● PROMPT
Print the entries below in their entirety, exactly as they are written.

++++ RECORDED INFORMATION ++++

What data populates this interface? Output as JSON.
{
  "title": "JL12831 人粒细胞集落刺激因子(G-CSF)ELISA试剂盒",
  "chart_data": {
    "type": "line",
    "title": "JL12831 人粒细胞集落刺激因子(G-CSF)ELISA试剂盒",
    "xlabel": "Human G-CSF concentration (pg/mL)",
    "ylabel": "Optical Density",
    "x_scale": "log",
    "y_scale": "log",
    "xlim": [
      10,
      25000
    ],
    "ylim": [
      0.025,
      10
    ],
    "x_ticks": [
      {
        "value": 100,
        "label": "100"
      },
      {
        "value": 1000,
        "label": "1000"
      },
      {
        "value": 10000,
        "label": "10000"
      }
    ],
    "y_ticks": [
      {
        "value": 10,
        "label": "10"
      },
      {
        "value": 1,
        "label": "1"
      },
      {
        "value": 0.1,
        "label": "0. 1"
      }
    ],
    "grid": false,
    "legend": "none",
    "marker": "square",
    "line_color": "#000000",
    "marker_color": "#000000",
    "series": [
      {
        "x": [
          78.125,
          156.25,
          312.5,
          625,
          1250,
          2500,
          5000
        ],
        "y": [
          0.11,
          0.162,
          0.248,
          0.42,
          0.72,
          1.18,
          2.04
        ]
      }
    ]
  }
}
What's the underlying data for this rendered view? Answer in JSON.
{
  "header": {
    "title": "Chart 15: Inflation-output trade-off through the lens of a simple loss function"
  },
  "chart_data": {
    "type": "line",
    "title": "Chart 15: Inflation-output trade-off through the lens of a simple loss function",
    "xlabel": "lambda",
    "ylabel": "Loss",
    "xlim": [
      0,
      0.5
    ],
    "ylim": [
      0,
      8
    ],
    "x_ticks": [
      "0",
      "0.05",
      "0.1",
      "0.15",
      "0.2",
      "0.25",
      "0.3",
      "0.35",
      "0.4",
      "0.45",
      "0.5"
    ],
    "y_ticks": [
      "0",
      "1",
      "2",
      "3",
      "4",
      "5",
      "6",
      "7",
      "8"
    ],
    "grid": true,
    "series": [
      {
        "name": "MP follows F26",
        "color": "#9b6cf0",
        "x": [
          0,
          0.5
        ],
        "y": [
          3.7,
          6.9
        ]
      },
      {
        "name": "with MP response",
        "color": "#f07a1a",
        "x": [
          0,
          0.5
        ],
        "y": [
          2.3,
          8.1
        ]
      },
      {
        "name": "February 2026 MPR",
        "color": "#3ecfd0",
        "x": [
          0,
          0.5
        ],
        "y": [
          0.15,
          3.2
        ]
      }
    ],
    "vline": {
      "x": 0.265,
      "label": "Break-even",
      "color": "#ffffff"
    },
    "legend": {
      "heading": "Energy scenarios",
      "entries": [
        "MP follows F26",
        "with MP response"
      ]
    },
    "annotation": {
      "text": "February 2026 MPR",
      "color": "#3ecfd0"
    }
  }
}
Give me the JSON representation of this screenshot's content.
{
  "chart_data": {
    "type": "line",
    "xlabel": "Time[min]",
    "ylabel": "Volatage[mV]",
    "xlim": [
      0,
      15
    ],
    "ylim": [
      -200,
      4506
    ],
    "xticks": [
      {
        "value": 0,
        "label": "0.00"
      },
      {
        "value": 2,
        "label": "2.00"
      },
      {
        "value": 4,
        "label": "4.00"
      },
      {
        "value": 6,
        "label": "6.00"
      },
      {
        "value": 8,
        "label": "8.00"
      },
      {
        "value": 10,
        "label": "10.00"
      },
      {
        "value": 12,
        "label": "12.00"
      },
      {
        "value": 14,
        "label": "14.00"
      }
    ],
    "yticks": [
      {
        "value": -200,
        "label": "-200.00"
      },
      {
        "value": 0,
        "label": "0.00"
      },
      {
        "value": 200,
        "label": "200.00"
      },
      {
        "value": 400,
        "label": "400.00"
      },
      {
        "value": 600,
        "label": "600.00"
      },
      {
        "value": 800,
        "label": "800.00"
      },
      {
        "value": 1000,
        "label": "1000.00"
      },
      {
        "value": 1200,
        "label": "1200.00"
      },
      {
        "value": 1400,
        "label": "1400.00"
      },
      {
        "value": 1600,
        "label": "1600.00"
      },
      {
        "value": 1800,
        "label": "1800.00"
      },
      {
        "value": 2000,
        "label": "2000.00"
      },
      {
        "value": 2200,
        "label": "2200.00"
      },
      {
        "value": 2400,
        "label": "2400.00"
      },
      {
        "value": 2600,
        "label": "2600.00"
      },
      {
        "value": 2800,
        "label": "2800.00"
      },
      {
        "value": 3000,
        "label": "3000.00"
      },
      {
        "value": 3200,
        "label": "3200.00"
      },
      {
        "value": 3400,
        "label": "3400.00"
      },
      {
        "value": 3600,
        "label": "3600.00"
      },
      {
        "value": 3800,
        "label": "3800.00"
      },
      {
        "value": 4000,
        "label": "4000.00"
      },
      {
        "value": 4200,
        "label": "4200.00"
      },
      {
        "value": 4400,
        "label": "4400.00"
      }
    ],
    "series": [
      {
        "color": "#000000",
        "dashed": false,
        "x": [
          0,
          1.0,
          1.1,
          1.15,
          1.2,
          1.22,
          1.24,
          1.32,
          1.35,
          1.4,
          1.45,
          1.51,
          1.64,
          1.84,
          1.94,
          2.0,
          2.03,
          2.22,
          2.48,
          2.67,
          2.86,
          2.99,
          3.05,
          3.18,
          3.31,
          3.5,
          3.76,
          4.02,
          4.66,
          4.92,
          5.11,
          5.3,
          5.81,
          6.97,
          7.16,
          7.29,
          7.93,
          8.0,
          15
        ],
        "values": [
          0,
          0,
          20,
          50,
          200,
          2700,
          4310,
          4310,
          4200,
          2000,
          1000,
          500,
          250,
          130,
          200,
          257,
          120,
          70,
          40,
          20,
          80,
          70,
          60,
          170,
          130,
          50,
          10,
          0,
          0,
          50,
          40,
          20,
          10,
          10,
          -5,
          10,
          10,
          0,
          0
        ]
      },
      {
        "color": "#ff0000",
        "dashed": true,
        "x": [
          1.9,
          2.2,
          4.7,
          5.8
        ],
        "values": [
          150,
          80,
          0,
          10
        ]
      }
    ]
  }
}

++++

● EXERCISE SOLUTION
What data populates this interface? Output as JSON.
{
  "title": "JL12831 人粒细胞集落刺激因子(G-CSF)ELISA试剂盒",
  "chart_data": {
    "type": "line",
    "title": "JL12831 人粒细胞集落刺激因子(G-CSF)ELISA试剂盒",
    "xlabel": "Human G-CSF concentration (pg/mL)",
    "ylabel": "Optical Density",
    "x_scale": "log",
    "y_scale": "log",
    "xlim": [
      10,
      25000
    ],
    "ylim": [
      0.025,
      10
    ],
    "x_ticks": [
      {
        "value": 100,
        "label": "100"
      },
      {
        "value": 1000,
        "label": "1000"
      },
      {
        "value": 10000,
        "label": "10000"
      }
    ],
    "y_ticks": [
      {
        "value": 10,
        "label": "10"
      },
      {
        "value": 1,
        "label": "1"
      },
      {
        "value": 0.1,
        "label": "0. 1"
      }
    ],
    "grid": false,
    "legend": "none",
    "marker": "square",
    "line_color": "#000000",
    "marker_color": "#000000",
    "series": [
      {
        "x": [
          78.125,
          156.25,
          312.5,
          625,
          1250,
          2500,
          5000
        ],
        "y": [
          0.11,
          0.162,
          0.248,
          0.42,
          0.72,
          1.18,
          2.04
        ]
      }
    ]
  }
}
What's the underlying data for this rendered view? Answer in JSON.
{
  "header": {
    "title": "Chart 15: Inflation-output trade-off through the lens of a simple loss function"
  },
  "chart_data": {
    "type": "line",
    "title": "Chart 15: Inflation-output trade-off through the lens of a simple loss function",
    "xlabel": "lambda",
    "ylabel": "Loss",
    "xlim": [
      0,
      0.5
    ],
    "ylim": [
      0,
      8
    ],
    "x_ticks": [
      "0",
      "0.05",
      "0.1",
      "0.15",
      "0.2",
      "0.25",
      "0.3",
      "0.35",
      "0.4",
      "0.45",
      "0.5"
    ],
    "y_ticks": [
      "0",
      "1",
      "2",
      "3",
      "4",
      "5",
      "6",
      "7",
      "8"
    ],
    "grid": true,
    "series": [
      {
        "name": "MP follows F26",
        "color": "#9b6cf0",
        "x": [
          0,
          0.5
        ],
        "y": [
          3.7,
          6.9
        ]
      },
      {
        "name": "with MP response",
        "color": "#f07a1a",
        "x": [
          0,
          0.5
        ],
        "y": [
          2.3,
          8.1
        ]
      },
      {
        "name": "February 2026 MPR",
        "color": "#3ecfd0",
        "x": [
          0,
          0.5
        ],
        "y": [
          0.15,
          3.2
        ]
      }
    ],
    "vline": {
      "x": 0.265,
      "label": "Break-even",
      "color": "#ffffff"
    },
    "legend": {
      "heading": "Energy scenarios",
      "entries": [
        "MP follows F26",
        "with MP response"
      ]
    },
    "annotation": {
      "text": "February 2026 MPR",
      "color": "#3ecfd0"
    }
  }
}
Give me the JSON representation of this screenshot's content.
{
  "chart_data": {
    "type": "line",
    "xlabel": "Time[min]",
    "ylabel": "Volatage[mV]",
    "xlim": [
      0,
      15
    ],
    "ylim": [
      -200,
      4506
    ],
    "xticks": [
      {
        "value": 0,
        "label": "0.00"
      },
      {
        "value": 2,
        "label": "2.00"
      },
      {
        "value": 4,
        "label": "4.00"
      },
      {
        "value": 6,
        "label": "6.00"
      },
      {
        "value": 8,
        "label": "8.00"
      },
      {
        "value": 10,
        "label": "10.00"
      },
      {
        "value": 12,
        "label": "12.00"
      },
      {
        "value": 14,
        "label": "14.00"
      }
    ],
    "yticks": [
      {
        "value": -200,
        "label": "-200.00"
      },
      {
        "value": 0,
        "label": "0.00"
      },
      {
        "value": 200,
        "label": "200.00"
      },
      {
        "value": 400,
        "label": "400.00"
      },
      {
        "value": 600,
        "label": "600.00"
      },
      {
        "value": 800,
        "label": "800.00"
      },
      {
        "value": 1000,
        "label": "1000.00"
      },
      {
        "value": 1200,
        "label": "1200.00"
      },
      {
        "value": 1400,
        "label": "1400.00"
      },
      {
        "value": 1600,
        "label": "1600.00"
      },
      {
        "value": 1800,
        "label": "1800.00"
      },
      {
        "value": 2000,
        "label": "2000.00"
      },
      {
        "value": 2200,
        "label": "2200.00"
      },
      {
        "value": 2400,
        "label": "2400.00"
      },
      {
        "value": 2600,
        "label": "2600.00"
      },
      {
        "value": 2800,
        "label": "2800.00"
      },
      {
        "value": 3000,
        "label": "3000.00"
      },
      {
        "value": 3200,
        "label": "3200.00"
      },
      {
        "value": 3400,
        "label": "3400.00"
      },
      {
        "value": 3600,
        "label": "3600.00"
      },
      {
        "value": 3800,
        "label": "3800.00"
      },
      {
        "value": 4000,
        "label": "4000.00"
      },
      {
        "value": 4200,
        "label": "4200.00"
      },
      {
        "value": 4400,
        "label": "4400.00"
      }
    ],
    "series": [
      {
        "color": "#000000",
        "dashed": false,
        "x": [
          0,
          1.0,
          1.1,
          1.15,
          1.2,
          1.22,
          1.24,
          1.32,
          1.35,
          1.4,
          1.45,
          1.51,
          1.64,
          1.84,
          1.94,
          2.0,
          2.03,
          2.22,
          2.48,
          2.67,
          2.86,
          2.99,
          3.05,
          3.18,
          3.31,
          3.5,
          3.76,
          4.02,
          4.66,
          4.92,
          5.11,
          5.3,
          5.81,
          6.97,
          7.16,
          7.29,
          7.93,
          8.0,
          15
        ],
        "values": [
          0,
          0,
          20,
          50,
          200,
          2700,
          4310,
          4310,
          4200,
          2000,
          1000,
          500,
          250,
          130,
          200,
          257,
          120,
          70,
          40,
          20,
          80,
          70,
          60,
          170,
          130,
          50,
          10,
          0,
          0,
          50,
          40,
          20,
          10,
          10,
          -5,
          10,
          10,
          0,
          0
        ]
      },
      {
        "color": "#ff0000",
        "dashed": true,
        "x": [
          1.9,
          2.2,
          4.7,
          5.8
        ],
        "values": [
          150,
          80,
          0,
          10
        ]
      }
    ]
  }
}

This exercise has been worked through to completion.